--- INFORMATION PROVIDED ---
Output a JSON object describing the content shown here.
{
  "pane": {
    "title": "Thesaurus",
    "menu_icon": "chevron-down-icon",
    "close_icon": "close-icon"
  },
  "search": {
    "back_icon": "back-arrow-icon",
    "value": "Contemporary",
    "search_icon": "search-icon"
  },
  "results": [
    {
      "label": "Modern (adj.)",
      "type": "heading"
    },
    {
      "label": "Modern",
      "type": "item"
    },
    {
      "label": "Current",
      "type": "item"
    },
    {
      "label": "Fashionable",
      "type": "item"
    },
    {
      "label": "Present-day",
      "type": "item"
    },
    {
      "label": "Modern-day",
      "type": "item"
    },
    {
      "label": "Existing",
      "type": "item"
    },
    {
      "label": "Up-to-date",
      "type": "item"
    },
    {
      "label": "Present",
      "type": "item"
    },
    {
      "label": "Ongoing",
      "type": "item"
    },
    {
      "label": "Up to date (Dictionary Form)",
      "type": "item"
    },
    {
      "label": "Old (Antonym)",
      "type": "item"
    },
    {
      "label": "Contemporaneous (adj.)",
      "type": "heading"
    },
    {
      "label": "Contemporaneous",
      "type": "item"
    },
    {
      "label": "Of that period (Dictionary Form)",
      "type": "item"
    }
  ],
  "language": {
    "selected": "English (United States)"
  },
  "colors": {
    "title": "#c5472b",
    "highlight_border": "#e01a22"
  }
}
---
WHAT NEEDS TO BE DONE
Search the lines for the word "date" and report how many contain it, by number only.

OUTPUT OF THE EXERCISE
2